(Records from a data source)
════
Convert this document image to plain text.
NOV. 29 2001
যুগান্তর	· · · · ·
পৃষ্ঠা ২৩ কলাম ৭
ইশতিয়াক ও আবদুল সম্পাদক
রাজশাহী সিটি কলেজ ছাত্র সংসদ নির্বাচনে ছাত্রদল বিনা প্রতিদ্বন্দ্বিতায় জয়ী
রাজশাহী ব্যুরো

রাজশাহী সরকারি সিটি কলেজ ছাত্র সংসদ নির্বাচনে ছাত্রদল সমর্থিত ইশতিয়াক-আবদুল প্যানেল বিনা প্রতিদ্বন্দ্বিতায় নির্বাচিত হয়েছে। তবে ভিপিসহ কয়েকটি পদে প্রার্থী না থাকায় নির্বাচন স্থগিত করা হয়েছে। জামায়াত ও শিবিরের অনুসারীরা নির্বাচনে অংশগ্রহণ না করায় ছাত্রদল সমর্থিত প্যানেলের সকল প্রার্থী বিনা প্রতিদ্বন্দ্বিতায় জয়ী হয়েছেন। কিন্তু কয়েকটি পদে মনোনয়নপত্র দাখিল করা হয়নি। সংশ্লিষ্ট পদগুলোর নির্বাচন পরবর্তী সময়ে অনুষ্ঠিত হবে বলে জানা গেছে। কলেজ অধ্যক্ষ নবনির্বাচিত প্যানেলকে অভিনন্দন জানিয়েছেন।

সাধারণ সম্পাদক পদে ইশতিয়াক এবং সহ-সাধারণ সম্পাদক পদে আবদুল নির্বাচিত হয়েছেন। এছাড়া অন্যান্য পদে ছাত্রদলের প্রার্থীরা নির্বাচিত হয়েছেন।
════
Task details: All of the data above should be transcribed exactly.

Result below:
Convert this document image to plain text.
NOV. 29 2001
যুগান্তর	· · · · ·
পৃষ্ঠা ২৩ কলাম ৭
ইশতিয়াক ও আবদুল সম্পাদক
রাজশাহী সিটি কলেজ ছাত্র সংসদ নির্বাচনে ছাত্রদল বিনা প্রতিদ্বন্দ্বিতায় জয়ী
রাজশাহী ব্যুরো

রাজশাহী সরকারি সিটি কলেজ ছাত্র সংসদ নির্বাচনে ছাত্রদল সমর্থিত ইশতিয়াক-আবদুল প্যানেল বিনা প্রতিদ্বন্দ্বিতায় নির্বাচিত হয়েছে। তবে ভিপিসহ কয়েকটি পদে প্রার্থী না থাকায় নির্বাচন স্থগিত করা হয়েছে। জামায়াত ও শিবিরের অনুসারীরা নির্বাচনে অংশগ্রহণ না করায় ছাত্রদল সমর্থিত প্যানেলের সকল প্রার্থী বিনা প্রতিদ্বন্দ্বিতায় জয়ী হয়েছেন। কিন্তু কয়েকটি পদে মনোনয়নপত্র দাখিল করা হয়নি। সংশ্লিষ্ট পদগুলোর নির্বাচন পরবর্তী সময়ে অনুষ্ঠিত হবে বলে জানা গেছে। কলেজ অধ্যক্ষ নবনির্বাচিত প্যানেলকে অভিনন্দন জানিয়েছেন।

সাধারণ সম্পাদক পদে ইশতিয়াক এবং সহ-সাধারণ সম্পাদক পদে আবদুল নির্বাচিত হয়েছেন। এছাড়া অন্যান্য পদে ছাত্রদলের প্রার্থীরা নির্বাচিত হয়েছেন।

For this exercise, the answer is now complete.